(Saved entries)
-------
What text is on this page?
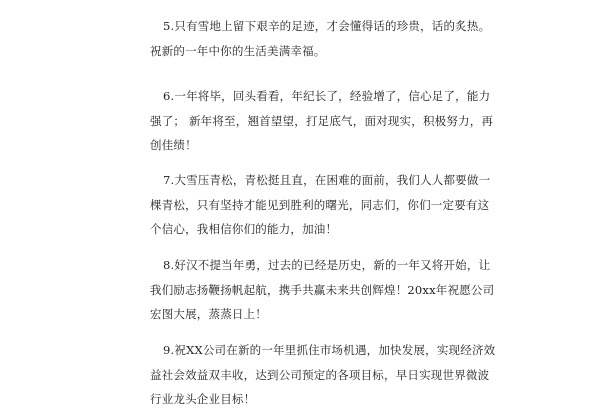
5.只有雪地上留下艰辛的足迹，才会懂得话的珍贵，话的炙热。
祝新的一年中你的生活美满幸福。

6.一年将毕，回头看看，年纪长了，经验增了，信心足了，能力
强了； 新年将至，翘首望望，打足底气，面对现实，积极努力，再
创佳绩！

7.大雪压青松，青松挺且直，在困难的面前，我们人人都要做一
棵青松，只有坚持才能见到胜利的曙光，同志们，你们一定要有这
个信心，我相信你们的能力，加油！

8.好汉不提当年勇，过去的已经是历史，新的一年又将开始，让
我们励志扬鞭扬帆起航，携手共赢未来共创辉煌！20xx年祝愿公司
宏图大展，蒸蒸日上！

9.祝XX公司在新的一年里抓住市场机遇，加快发展，实现经济效
益社会效益双丰收，达到公司预定的各项目标，早日实现世界微波
行业龙头企业目标！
-------
◆ **Task requirements**:
What is needed is an exact reproduction of the data, pictures excluded.

◆ **Right answer**:
What text is on this page?
5.只有雪地上留下艰辛的足迹，才会懂得话的珍贵，话的炙热。
祝新的一年中你的生活美满幸福。

6.一年将毕，回头看看，年纪长了，经验增了，信心足了，能力
强了； 新年将至，翘首望望，打足底气，面对现实，积极努力，再
创佳绩！

7.大雪压青松，青松挺且直，在困难的面前，我们人人都要做一
棵青松，只有坚持才能见到胜利的曙光，同志们，你们一定要有这
个信心，我相信你们的能力，加油！

8.好汉不提当年勇，过去的已经是历史，新的一年又将开始，让
我们励志扬鞭扬帆起航，携手共赢未来共创辉煌！20xx年祝愿公司
宏图大展，蒸蒸日上！

9.祝XX公司在新的一年里抓住市场机遇，加快发展，实现经济效
益社会效益双丰收，达到公司预定的各项目标，早日实现世界微波
行业龙头企业目标！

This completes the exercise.